### What is expected
Search the listing for "Wykonywanie" and copy every line where it appears.

(Data records)
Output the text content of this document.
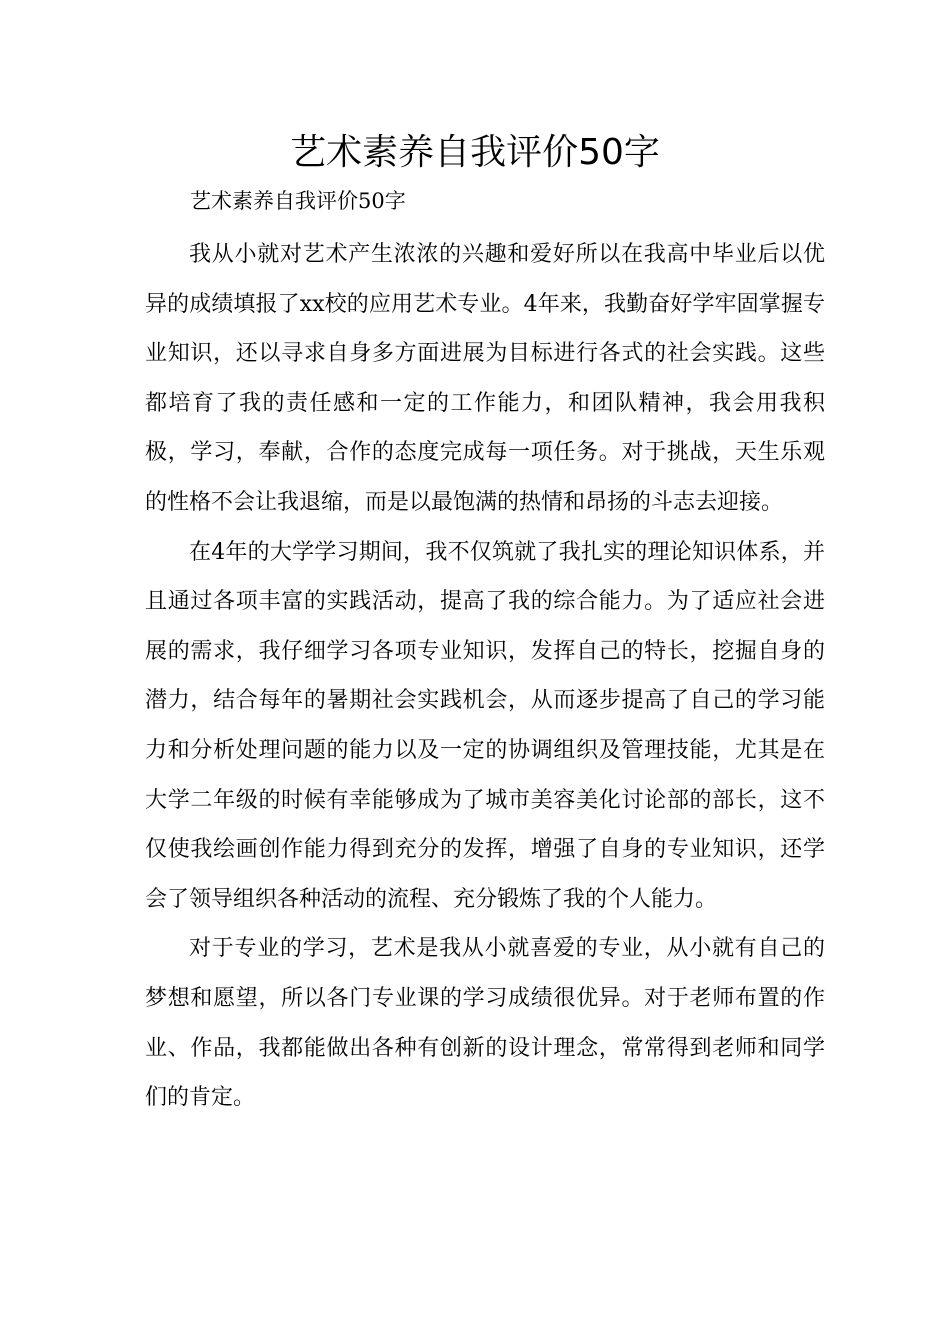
艺术素养自我评价50字

艺术素养自我评价50字

我从小就对艺术产生浓浓的兴趣和爱好所以在我高中毕业后以优异的成绩填报了xx校的应用艺术专业。4年来，我勤奋好学牢固掌握专业知识，还以寻求自身多方面进展为目标进行各式的社会实践。这些都培育了我的责任感和一定的工作能力，和团队精神，我会用我积极，学习，奉献，合作的态度完成每一项任务。对于挑战，天生乐观的性格不会让我退缩，而是以最饱满的热情和昂扬的斗志去迎接。

在4年的大学学习期间，我不仅筑就了我扎实的理论知识体系，并且通过各项丰富的实践活动，提高了我的综合能力。为了适应社会进展的需求，我仔细学习各项专业知识，发挥自己的特长，挖掘自身的潜力，结合每年的暑期社会实践机会，从而逐步提高了自己的学习能力和分析处理问题的能力以及一定的协调组织及管理技能，尤其是在大学二年级的时候有幸能够成为了城市美容美化讨论部的部长，这不仅使我绘画创作能力得到充分的发挥，增强了自身的专业知识，还学会了领导组织各种活动的流程、充分锻炼了我的个人能力。

对于专业的学习，艺术是我从小就喜爱的专业，从小就有自己的梦想和愿望，所以各门专业课的学习成绩很优异。对于老师布置的作业、作品，我都能做出各种有创新的设计理念，常常得到老师和同学们的肯定。
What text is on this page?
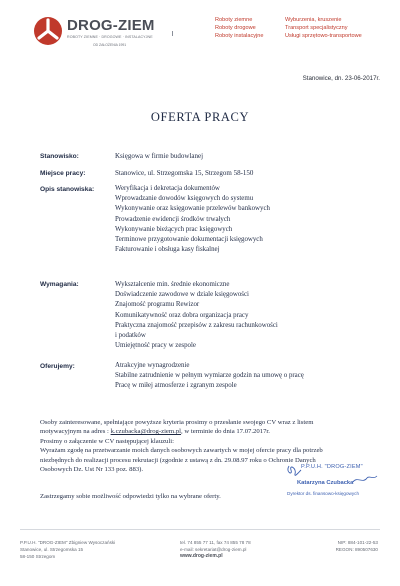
DROG-ZIEM
ROBOTY ZIEMNE · DROGOWE · INSTALACYJNE
OD ZAŁOŻENIA 1991
Roboty ziemne
Roboty drogowe
Roboty instalacyjne
Wyburzenia, kruszenie
Transport specjalistyczny
Usługi sprzętowo-transportowe
Stanowice, dn. 23-06-2017r.
OFERTA PRACY
Stanowisko:	Księgowa w firmie budowlanej
Miejsce pracy:	Stanowice, ul. Strzegomska 15, Strzegom 58-150
Opis stanowiska:	Weryfikacja i dekretacja dokumentów
Wprowadzanie dowodów księgowych do systemu
Wykonywanie oraz księgowanie przelewów bankowych
Prowadzenie ewidencji środków trwałych
Wykonywanie bieżących prac księgowych
Terminowe przygotowanie dokumentacji księgowych
Fakturowanie i obsługa kasy fiskalnej
Wymagania:	Wykształcenie min. średnie ekonomiczne
Doświadczenie zawodowe w dziale księgowości
Znajomość programu Rewizor
Komunikatywność oraz dobra organizacja pracy
Praktyczna znajomość przepisów z zakresu rachunkowości
i podatków
Umiejętność pracy w zespole
Oferujemy:	Atrakcyjne wynagrodzenie
Stabilne zatrudnienie w pełnym wymiarze godzin na umowę o pracę
Pracę w miłej atmosferze i zgranym zespole
Osoby zainteresowane, spełniające powyższe kryteria prosimy o przesłanie swojego CV wraz z listem
motywacyjnym na adres : k.czubacka@drog-ziem.pl, w terminie do dnia 17.07.2017r.
Prosimy o załączenie w CV następującej klauzuli:
Wyrażam zgodę na przetwarzanie moich danych osobowych zawartych w mojej ofercie pracy dla potrzeb
niezbędnych do realizacji procesu rekrutacji (zgodnie z ustawą z dn. 29.08.97 roku o Ochronie Danych
Osobowych Dz. Ust Nr 133 poz. 883).
Zastrzegamy sobie możliwość odpowiedzi tylko na wybrane oferty.
P.P.U.H. "DROG-ZIEM"
Katarzyna Czubacka
Dyrektor ds. finansowo-księgowych
P.P.U.H. "DROG-ZIEM" Zbigniew Wysoczański
Stanowice, ul. Strzegomska 15
58-150 Strzegom
tel. 74 855 77 11, fax 74 855 78 78
e-mail: sekretariat@drog-ziem.pl
www.drog-ziem.pl
NIP: 884-101-22-53
REGON: 890507630
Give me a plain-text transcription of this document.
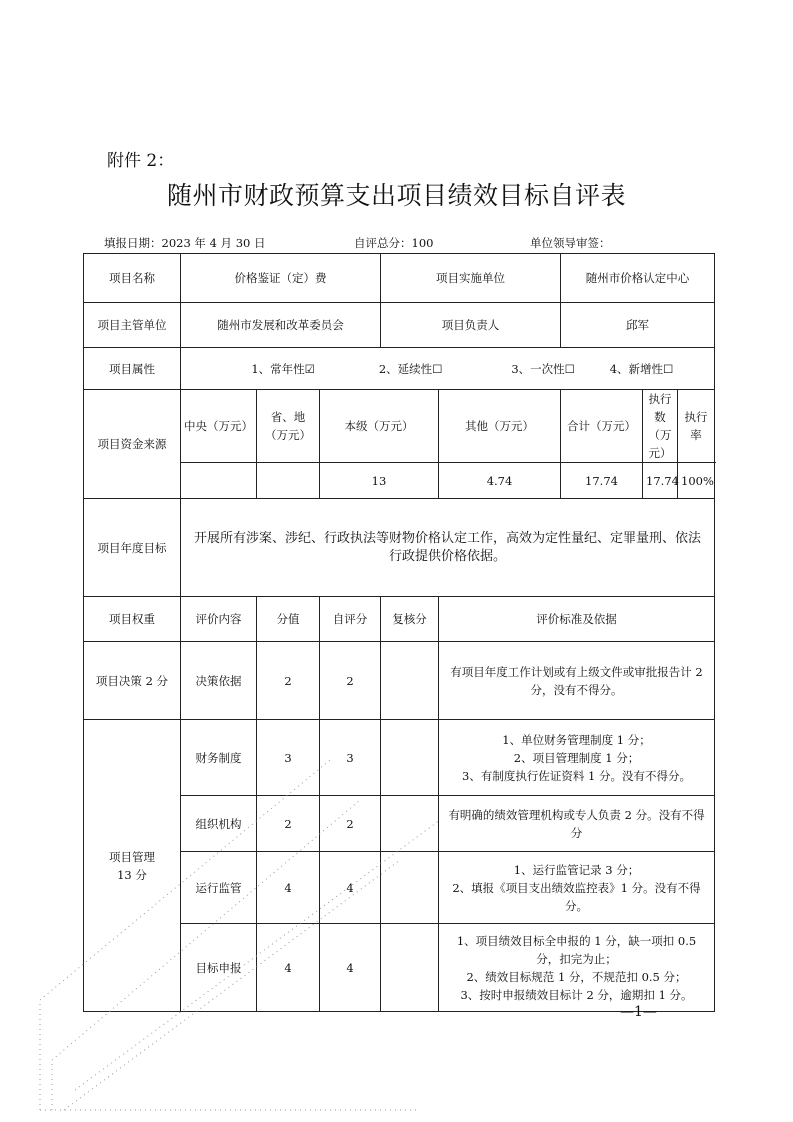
附件 2：
随州市财政预算支出项目绩效目标自评表
填报日期：2023 年 4 月 30 日	自评总分：100	单位领导审签：
项目名称	价格鉴证（定）费			项目实施单位		随州市价格认定中心		
项目主管单位	随州市发展和改革委员会			项目负责人		邱军		
项目属性	1、常年性☑ 2、延续性☐ 3、一次性☐ 4、新增性☐							
项目资金来源	中央（万元）	省、地（万元）	本级（万元）		其他（万元）	合计（万元）	执行数（万元）	执行率
			13		4.74	17.74	17.74	100%
项目年度目标	开展所有涉案、涉纪、行政执法等财物价格认定工作，高效为定性量纪、定罪量刑、依法行政提供价格依据。							
项目权重	评价内容	分值	自评分	复核分	评价标准及依据			
项目决策 2 分	决策依据	2	2		有项目年度工作计划或有上级文件或审批报告计 2 分，没有不得分。			

项目管理13 分	财务制度	3	3		1、单位财务管理制度 1 分；
2、项目管理制度 1 分；
3、有制度执行佐证资料 1 分。没有不得分。			

	组织机构	2	2		有明确的绩效管理机构或专人负责 2 分。没有不得分			

	运行监管	4	4		1、运行监管记录 3 分；
2、填报《项目支出绩效监控表》1 分。没有不得分。			

	目标申报	4	4		1、项目绩效目标全申报的 1 分，缺一项扣 0.5 分，扣完为止；
2、绩效目标规范 1 分，不规范扣 0.5 分；
3、按时申报绩效目标计 2 分，逾期扣 1 分。			
—1—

### Written solution
Wykonywanie oraz księgowanie przelewów bankowych
Wykonywanie bieżących prac księgowych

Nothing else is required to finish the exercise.